Text provided:

Archenfield Archaeology Ltd

Nethercourt, Stoke Lacy

Herefordshire

 

This was a building recording and archaeological monitoring project during the conversion of a former coach house and stable at Nethercourt.

The building is of one storey and built in brick with a simple pitched roof covered in ceramic tiles. It is very similar in style to the adjacent hop kilns and other outbuildings, suggesting that it was constructed at the same time. The ground floor was built as two unequal rooms, a cart shed/tack room and a stable. The western room still has the original brick arch headed doorway with wooden door surrounds, but the eastern room has had a new entrance inserted with a simple wooden lintel replacing the original doorway. The original position of the stable door can still be seen as a construction break.  The upper storey has three unequally spaced casement windows with protruding lintels.

On the ground floor inside the western room attached to the western gable a series of wooden ‘L’ shaped supports survive. These were probably used to store saddles or other items of tack. The eastern gable end of the building has a door at first floor level was reached by a flight of external wooden steps. The floor of the first floor room had recently been replaced with new timbers and a hardboard floor.

Provided data:
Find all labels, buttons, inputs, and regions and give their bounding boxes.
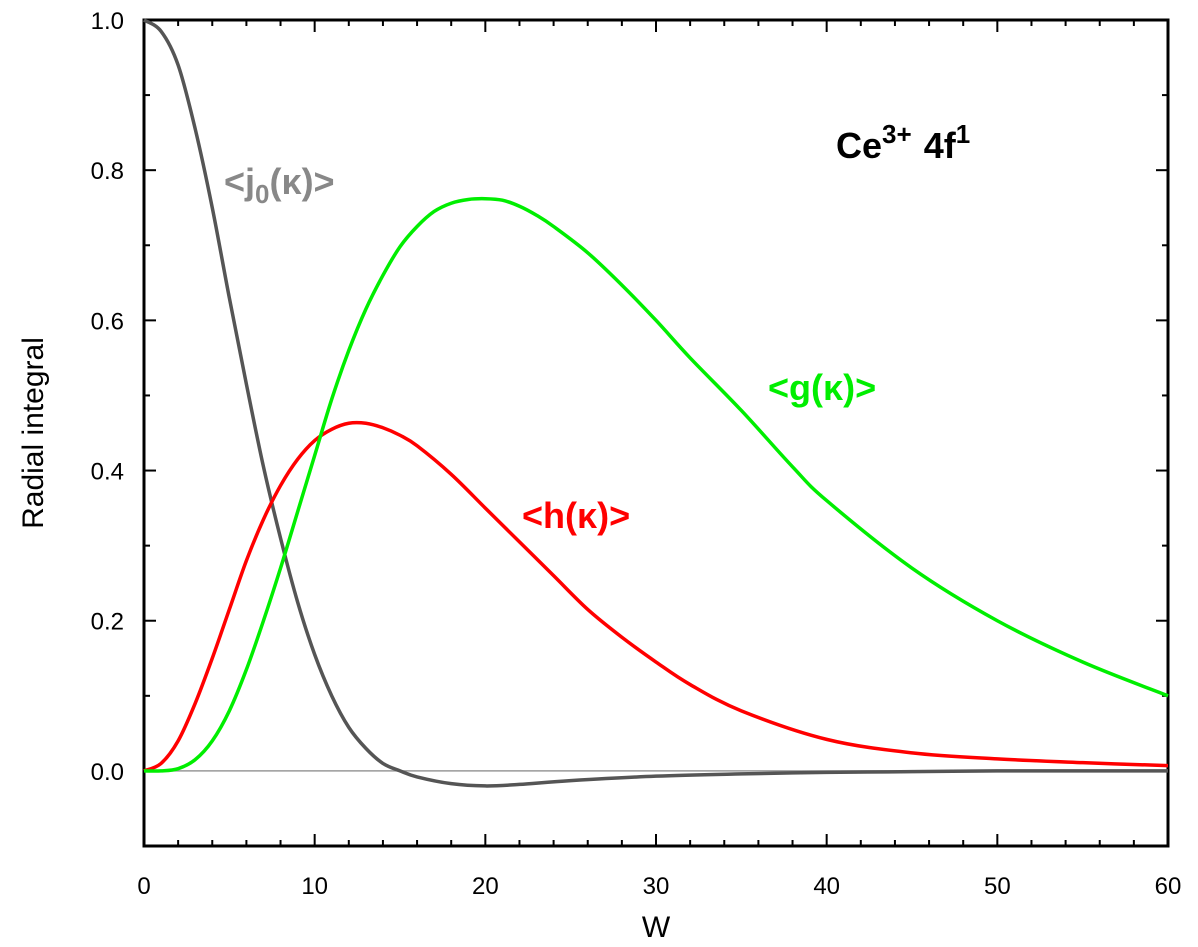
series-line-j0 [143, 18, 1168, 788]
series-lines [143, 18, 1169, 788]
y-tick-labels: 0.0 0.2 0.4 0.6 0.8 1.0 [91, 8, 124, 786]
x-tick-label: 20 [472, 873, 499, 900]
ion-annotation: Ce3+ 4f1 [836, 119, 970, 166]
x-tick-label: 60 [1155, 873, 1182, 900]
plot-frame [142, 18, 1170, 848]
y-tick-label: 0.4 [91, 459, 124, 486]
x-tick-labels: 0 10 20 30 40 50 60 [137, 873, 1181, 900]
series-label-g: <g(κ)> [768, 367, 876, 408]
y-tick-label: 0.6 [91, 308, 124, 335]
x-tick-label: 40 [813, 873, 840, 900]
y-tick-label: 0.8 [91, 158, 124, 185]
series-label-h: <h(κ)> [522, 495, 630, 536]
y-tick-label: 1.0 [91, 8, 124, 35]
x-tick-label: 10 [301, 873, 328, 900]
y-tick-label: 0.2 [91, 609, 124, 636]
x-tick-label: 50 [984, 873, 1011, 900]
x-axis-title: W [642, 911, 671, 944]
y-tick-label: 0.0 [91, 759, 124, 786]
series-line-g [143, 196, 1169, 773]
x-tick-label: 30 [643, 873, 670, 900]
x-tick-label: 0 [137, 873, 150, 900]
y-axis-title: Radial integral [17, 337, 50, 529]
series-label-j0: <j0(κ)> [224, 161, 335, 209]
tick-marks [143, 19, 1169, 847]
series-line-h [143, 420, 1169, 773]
---
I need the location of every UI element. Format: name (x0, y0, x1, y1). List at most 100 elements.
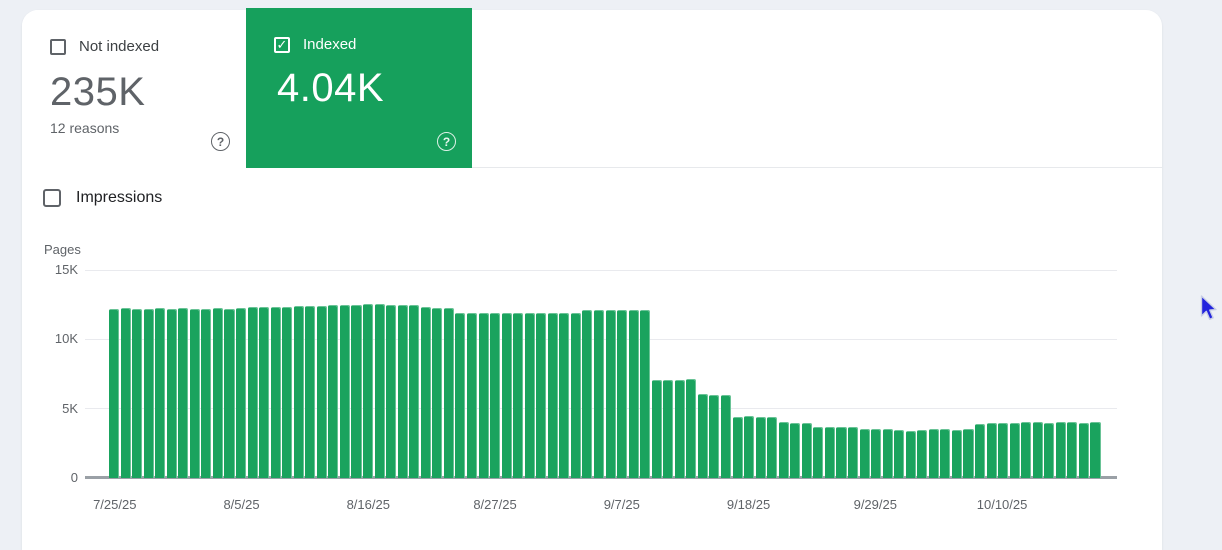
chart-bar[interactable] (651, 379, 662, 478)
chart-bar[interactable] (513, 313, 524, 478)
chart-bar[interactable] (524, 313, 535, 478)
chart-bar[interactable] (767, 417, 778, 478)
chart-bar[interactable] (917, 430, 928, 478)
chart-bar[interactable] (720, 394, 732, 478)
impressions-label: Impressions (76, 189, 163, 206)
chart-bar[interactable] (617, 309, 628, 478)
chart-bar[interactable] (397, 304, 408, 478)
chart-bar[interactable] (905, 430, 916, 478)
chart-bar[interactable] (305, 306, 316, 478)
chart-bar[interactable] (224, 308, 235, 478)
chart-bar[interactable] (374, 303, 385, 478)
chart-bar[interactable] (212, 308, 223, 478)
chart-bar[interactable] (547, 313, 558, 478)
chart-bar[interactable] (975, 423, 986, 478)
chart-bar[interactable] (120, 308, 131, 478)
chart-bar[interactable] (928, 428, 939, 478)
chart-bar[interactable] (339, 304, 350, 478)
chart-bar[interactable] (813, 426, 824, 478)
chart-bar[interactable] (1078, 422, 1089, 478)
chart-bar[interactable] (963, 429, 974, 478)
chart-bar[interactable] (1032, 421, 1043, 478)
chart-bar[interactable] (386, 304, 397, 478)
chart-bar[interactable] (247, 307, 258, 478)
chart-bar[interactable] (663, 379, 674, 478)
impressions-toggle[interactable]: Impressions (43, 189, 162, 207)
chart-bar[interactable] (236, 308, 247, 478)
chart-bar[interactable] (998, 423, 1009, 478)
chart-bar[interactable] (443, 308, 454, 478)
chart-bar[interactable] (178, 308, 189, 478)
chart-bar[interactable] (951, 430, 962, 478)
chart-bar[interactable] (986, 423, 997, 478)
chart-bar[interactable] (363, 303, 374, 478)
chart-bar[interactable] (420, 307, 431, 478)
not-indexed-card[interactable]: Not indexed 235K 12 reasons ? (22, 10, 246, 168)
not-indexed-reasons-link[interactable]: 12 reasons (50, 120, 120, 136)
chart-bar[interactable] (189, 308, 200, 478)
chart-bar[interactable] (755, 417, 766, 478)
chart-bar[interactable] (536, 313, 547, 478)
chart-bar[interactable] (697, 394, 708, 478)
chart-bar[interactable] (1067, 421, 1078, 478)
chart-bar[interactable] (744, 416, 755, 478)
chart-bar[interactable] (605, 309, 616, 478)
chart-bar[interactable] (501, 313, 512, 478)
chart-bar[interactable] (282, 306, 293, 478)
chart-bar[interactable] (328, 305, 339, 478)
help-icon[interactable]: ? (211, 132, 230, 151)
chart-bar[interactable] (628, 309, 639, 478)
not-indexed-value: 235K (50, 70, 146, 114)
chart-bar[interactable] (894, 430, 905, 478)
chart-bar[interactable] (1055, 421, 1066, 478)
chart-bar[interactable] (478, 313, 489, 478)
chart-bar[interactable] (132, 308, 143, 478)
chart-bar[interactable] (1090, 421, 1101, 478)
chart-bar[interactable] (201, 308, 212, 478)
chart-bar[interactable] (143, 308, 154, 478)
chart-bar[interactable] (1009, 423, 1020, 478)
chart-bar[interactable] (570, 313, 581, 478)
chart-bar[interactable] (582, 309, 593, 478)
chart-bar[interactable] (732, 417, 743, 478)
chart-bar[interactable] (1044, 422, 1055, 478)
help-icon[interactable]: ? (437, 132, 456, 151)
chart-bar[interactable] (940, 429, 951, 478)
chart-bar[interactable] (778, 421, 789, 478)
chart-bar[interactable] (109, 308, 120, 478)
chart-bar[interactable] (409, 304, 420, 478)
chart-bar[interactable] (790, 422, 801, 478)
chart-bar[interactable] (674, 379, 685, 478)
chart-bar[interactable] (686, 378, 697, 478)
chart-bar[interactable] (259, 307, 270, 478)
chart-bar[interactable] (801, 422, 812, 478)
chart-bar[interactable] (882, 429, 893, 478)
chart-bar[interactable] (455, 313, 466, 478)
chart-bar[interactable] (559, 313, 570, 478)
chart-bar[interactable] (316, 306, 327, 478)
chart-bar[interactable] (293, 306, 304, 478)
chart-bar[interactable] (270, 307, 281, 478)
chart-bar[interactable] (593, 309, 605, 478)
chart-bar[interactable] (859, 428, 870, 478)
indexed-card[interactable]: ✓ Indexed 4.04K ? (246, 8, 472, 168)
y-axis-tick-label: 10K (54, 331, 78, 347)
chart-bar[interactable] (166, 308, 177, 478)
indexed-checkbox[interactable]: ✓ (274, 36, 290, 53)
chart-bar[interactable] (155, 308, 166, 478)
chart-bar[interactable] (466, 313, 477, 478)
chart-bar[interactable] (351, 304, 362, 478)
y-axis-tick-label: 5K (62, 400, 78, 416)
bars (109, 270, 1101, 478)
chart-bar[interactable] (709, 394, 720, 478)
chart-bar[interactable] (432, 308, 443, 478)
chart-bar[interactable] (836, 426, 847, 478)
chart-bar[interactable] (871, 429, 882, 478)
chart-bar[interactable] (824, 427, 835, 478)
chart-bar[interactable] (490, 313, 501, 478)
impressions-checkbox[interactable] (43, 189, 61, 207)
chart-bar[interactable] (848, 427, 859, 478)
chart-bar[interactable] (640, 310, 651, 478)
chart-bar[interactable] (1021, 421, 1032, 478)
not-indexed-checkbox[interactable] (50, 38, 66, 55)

Things to do:
(A) Using the Nethercourt text, answer:
(i) What material covers the building's roof?
(ii) What were the wooden 'L' shaped supports in the western room probably used for?
(iii) What was the floor of the first floor room recently replaced with?
(B) Print the part of the Nethercourt text from "This was a building" up to and including "with protruding lintels.".

Outputs in order:
(A)
(i) Ceramic tiles.
(ii) Storing saddles or other items of tack.
(iii) New timbers and a hardboard floor.

(B)
This was a building recording and archaeological monitoring project during the conversion of a former coach house and stable at Nethercourt.

The building is of one storey and built in brick with a simple pitched roof covered in ceramic tiles. It is very similar in style to the adjacent hop kilns and other outbuildings, suggesting that it was constructed at the same time. The ground floor was built as two unequal rooms, a cart shed/tack room and a stable. The western room still has the original brick arch headed doorway with wooden door surrounds, but the eastern room has had a new entrance inserted with a simple wooden lintel replacing the original doorway. The original position of the stable door can still be seen as a construction break.  The upper storey has three unequally spaced casement windows with protruding lintels.